▶ _Given exercise_: Convert the lines below into a JSON list of strings, one string per line, omitting blank lines. Begin with the first line and end with the line containing "- row-checkbox[interactable]: [9, 574, 30, 595]", including both.

____ Dataset rows

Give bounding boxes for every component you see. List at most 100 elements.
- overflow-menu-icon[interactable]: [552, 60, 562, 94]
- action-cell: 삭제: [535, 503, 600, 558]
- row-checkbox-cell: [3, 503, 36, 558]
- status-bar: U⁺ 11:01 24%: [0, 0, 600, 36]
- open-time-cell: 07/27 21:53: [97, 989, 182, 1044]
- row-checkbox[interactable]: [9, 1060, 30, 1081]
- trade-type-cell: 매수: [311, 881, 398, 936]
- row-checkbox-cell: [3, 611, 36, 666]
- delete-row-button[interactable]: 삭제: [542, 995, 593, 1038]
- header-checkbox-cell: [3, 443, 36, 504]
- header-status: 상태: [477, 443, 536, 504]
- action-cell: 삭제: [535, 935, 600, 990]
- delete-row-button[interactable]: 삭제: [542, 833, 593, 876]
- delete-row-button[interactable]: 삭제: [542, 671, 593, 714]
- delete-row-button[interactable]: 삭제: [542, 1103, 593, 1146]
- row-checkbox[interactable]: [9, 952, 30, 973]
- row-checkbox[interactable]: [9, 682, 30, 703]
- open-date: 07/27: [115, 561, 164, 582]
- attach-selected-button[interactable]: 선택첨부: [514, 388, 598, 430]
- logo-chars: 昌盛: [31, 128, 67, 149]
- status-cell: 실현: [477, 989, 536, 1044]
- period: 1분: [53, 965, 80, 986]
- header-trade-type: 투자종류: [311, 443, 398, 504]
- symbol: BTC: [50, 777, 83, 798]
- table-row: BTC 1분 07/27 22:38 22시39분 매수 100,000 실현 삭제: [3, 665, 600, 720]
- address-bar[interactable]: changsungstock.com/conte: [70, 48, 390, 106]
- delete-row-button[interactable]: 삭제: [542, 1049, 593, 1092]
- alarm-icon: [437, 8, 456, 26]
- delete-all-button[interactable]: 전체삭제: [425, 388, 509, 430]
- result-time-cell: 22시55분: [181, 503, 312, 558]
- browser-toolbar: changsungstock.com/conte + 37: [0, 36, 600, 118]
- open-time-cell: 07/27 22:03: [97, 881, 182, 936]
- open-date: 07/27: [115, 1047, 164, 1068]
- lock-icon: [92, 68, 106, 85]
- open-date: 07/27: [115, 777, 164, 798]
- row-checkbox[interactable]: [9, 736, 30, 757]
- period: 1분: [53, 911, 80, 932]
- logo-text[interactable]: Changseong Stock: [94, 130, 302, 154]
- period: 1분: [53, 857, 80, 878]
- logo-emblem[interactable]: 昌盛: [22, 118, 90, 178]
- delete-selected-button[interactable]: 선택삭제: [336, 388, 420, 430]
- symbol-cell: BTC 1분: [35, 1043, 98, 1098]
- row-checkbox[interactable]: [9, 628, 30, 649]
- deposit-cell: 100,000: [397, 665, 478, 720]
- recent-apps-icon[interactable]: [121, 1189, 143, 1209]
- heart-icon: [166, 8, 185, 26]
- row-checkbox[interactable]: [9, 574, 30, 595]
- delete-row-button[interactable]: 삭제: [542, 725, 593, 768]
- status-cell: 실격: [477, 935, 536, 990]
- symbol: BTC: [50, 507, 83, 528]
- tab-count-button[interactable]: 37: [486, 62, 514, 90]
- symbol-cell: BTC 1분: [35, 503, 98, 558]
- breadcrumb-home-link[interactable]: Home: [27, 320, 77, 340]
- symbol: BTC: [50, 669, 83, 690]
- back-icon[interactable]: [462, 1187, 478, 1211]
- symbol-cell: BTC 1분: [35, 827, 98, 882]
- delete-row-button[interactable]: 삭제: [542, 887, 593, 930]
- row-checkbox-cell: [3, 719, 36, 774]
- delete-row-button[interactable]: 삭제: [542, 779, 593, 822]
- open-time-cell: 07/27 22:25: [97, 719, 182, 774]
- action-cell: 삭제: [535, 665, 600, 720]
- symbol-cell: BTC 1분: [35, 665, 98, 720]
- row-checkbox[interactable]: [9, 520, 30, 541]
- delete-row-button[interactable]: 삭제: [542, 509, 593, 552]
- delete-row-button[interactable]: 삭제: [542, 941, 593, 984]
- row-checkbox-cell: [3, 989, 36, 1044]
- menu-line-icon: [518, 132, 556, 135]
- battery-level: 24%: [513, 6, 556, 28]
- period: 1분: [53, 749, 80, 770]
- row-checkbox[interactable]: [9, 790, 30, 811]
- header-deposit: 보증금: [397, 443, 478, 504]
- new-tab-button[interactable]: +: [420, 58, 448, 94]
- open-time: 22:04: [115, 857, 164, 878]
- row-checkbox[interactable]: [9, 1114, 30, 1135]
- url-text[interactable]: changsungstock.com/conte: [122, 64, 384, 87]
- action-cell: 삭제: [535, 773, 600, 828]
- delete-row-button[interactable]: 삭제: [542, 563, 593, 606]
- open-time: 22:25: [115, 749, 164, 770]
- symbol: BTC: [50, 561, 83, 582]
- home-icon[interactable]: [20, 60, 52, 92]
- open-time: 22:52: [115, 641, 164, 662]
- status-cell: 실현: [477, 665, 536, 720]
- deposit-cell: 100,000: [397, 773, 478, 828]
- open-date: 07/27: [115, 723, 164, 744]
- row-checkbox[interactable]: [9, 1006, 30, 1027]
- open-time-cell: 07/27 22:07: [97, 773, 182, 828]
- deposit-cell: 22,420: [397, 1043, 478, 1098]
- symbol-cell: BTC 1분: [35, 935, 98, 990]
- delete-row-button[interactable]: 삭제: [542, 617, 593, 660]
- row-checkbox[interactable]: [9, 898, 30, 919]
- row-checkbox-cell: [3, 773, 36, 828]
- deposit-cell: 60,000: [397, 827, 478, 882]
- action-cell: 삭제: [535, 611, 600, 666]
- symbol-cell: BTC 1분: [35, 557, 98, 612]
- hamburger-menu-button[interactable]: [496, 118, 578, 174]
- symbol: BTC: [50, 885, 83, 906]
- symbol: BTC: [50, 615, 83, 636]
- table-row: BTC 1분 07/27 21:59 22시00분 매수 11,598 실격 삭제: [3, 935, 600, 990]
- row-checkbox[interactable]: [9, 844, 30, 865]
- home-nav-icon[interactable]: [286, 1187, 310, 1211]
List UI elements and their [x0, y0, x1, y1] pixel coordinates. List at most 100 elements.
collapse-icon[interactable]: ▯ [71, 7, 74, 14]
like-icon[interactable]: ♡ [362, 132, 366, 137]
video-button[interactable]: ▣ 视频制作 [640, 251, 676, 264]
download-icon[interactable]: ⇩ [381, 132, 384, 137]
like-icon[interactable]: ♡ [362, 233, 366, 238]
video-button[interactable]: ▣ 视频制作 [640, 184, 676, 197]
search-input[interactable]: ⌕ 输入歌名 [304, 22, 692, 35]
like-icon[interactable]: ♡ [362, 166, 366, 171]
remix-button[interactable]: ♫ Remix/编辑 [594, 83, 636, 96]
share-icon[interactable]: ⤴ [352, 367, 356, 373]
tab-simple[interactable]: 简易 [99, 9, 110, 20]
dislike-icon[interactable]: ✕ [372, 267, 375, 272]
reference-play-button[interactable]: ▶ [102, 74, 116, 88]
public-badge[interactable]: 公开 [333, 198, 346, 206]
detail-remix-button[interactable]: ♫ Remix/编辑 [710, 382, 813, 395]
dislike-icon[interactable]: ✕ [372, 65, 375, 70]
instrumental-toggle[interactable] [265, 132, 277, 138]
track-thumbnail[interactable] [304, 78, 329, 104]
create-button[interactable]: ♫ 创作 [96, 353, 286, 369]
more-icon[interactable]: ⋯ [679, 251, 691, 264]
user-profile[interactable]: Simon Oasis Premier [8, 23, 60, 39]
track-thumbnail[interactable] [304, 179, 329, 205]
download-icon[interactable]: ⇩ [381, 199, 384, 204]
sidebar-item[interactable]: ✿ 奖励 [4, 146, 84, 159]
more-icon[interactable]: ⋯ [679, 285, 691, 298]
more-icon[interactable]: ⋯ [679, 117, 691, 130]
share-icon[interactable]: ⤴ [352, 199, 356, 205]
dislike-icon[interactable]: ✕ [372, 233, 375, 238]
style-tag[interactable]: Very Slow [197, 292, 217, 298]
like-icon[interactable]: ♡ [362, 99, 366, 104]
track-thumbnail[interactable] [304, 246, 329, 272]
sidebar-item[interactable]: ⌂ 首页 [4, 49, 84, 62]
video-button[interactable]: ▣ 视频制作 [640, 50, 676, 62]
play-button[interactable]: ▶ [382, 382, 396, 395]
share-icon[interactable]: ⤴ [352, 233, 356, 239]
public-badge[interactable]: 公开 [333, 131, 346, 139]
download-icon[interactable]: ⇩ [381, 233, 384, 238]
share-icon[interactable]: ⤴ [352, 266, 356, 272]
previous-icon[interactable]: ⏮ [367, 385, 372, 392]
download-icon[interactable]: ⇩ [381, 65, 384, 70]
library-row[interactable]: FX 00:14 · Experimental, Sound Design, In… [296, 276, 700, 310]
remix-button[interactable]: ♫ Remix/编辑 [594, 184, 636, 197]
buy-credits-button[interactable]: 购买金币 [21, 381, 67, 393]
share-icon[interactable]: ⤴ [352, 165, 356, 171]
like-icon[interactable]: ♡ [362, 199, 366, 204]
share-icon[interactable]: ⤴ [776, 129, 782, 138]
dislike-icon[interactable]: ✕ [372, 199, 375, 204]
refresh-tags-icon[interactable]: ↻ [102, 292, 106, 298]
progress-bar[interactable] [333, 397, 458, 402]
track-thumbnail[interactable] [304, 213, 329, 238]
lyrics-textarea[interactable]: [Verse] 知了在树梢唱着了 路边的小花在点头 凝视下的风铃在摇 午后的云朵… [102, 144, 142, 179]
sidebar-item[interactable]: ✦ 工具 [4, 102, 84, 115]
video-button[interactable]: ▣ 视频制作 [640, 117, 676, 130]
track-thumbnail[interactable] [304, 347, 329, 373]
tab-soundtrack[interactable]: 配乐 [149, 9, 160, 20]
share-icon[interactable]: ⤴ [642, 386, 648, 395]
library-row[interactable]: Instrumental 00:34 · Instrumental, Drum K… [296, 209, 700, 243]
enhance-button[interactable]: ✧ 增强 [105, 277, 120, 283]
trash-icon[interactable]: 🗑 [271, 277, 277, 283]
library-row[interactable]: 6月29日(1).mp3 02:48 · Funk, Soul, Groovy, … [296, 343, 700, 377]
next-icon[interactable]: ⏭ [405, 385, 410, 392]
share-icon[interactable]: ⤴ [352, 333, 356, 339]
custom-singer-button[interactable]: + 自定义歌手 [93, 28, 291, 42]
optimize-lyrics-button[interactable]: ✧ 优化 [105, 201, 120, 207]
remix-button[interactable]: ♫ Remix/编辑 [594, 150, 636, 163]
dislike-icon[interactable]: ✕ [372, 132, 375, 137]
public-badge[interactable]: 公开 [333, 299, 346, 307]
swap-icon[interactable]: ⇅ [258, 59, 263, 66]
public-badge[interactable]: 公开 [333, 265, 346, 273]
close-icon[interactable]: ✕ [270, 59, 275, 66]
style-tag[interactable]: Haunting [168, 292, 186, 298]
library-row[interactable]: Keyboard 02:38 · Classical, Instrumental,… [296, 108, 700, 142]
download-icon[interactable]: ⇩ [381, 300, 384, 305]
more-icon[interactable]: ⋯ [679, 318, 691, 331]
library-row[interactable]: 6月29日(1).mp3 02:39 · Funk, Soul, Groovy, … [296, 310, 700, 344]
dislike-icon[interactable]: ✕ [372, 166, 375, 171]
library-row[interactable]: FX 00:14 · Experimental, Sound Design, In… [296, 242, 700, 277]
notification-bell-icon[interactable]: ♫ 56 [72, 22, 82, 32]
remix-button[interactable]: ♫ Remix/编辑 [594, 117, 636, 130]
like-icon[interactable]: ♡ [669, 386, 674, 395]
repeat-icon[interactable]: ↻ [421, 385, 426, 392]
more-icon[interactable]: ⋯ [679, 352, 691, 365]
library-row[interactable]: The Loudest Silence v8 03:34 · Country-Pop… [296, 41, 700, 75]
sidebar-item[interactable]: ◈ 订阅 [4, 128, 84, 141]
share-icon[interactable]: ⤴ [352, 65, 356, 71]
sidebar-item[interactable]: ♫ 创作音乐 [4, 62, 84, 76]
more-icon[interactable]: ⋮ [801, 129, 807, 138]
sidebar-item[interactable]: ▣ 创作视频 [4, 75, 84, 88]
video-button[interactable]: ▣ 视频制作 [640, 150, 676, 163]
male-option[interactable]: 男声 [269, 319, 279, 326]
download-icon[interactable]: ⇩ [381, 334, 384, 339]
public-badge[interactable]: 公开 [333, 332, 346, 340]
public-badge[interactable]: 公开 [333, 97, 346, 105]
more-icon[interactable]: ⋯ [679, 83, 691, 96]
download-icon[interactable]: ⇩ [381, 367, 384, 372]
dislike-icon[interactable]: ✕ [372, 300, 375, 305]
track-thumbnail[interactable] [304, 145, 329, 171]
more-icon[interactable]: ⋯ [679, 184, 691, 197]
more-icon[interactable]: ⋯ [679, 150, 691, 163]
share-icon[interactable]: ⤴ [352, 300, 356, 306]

________

▶ _Output of the exercise_:
[
  "Give bounding boxes for every component you see. List at most 100 elements.",
  "- overflow-menu-icon[interactable]: [552, 60, 562, 94]",
  "- action-cell: 삭제: [535, 503, 600, 558]",
  "- row-checkbox-cell: [3, 503, 36, 558]",
  "- status-bar: U⁺ 11:01 24%: [0, 0, 600, 36]",
  "- open-time-cell: 07/27 21:53: [97, 989, 182, 1044]",
  "- row-checkbox[interactable]: [9, 1060, 30, 1081]",
  "- trade-type-cell: 매수: [311, 881, 398, 936]",
  "- row-checkbox-cell: [3, 611, 36, 666]",
  "- delete-row-button[interactable]: 삭제: [542, 995, 593, 1038]",
  "- header-checkbox-cell: [3, 443, 36, 504]",
  "- header-status: 상태: [477, 443, 536, 504]",
  "- action-cell: 삭제: [535, 935, 600, 990]",
  "- delete-row-button[interactable]: 삭제: [542, 833, 593, 876]",
  "- delete-row-button[interactable]: 삭제: [542, 671, 593, 714]",
  "- delete-row-button[interactable]: 삭제: [542, 1103, 593, 1146]",
  "- row-checkbox[interactable]: [9, 952, 30, 973]",
  "- row-checkbox[interactable]: [9, 682, 30, 703]",
  "- open-date: 07/27: [115, 561, 164, 582]",
  "- attach-selected-button[interactable]: 선택첨부: [514, 388, 598, 430]",
  "- logo-chars: 昌盛: [31, 128, 67, 149]",
  "- status-cell: 실현: [477, 989, 536, 1044]",
  "- period: 1분: [53, 965, 80, 986]",
  "- header-trade-type: 투자종류: [311, 443, 398, 504]",
  "- symbol: BTC: [50, 777, 83, 798]",
  "- table-row: BTC 1분 07/27 22:38 22시39분 매수 100,000 실현 삭제: [3, 665, 600, 720]",
  "- address-bar[interactable]: changsungstock.com/conte: [70, 48, 390, 106]",
  "- delete-row-button[interactable]: 삭제: [542, 1049, 593, 1092]",
  "- alarm-icon: [437, 8, 456, 26]",
  "- delete-all-button[interactable]: 전체삭제: [425, 388, 509, 430]",
  "- result-time-cell: 22시55분: [181, 503, 312, 558]",
  "- browser-toolbar: changsungstock.com/conte + 37: [0, 36, 600, 118]",
  "- open-time-cell: 07/27 22:03: [97, 881, 182, 936]",
  "- open-date: 07/27: [115, 1047, 164, 1068]",
  "- lock-icon: [92, 68, 106, 85]",
  "- open-date: 07/27: [115, 777, 164, 798]",
  "- row-checkbox[interactable]: [9, 736, 30, 757]",
  "- period: 1분: [53, 911, 80, 932]",
  "- logo-text[interactable]: Changseong Stock: [94, 130, 302, 154]",
  "- period: 1분: [53, 857, 80, 878]",
  "- logo-emblem[interactable]: 昌盛: [22, 118, 90, 178]",
  "- delete-selected-button[interactable]: 선택삭제: [336, 388, 420, 430]",
  "- symbol-cell: BTC 1분: [35, 1043, 98, 1098]",
  "- row-checkbox[interactable]: [9, 628, 30, 649]",
  "- deposit-cell: 100,000: [397, 665, 478, 720]",
  "- recent-apps-icon[interactable]: [121, 1189, 143, 1209]",
  "- heart-icon: [166, 8, 185, 26]",
  "- row-checkbox[interactable]: [9, 574, 30, 595]"
]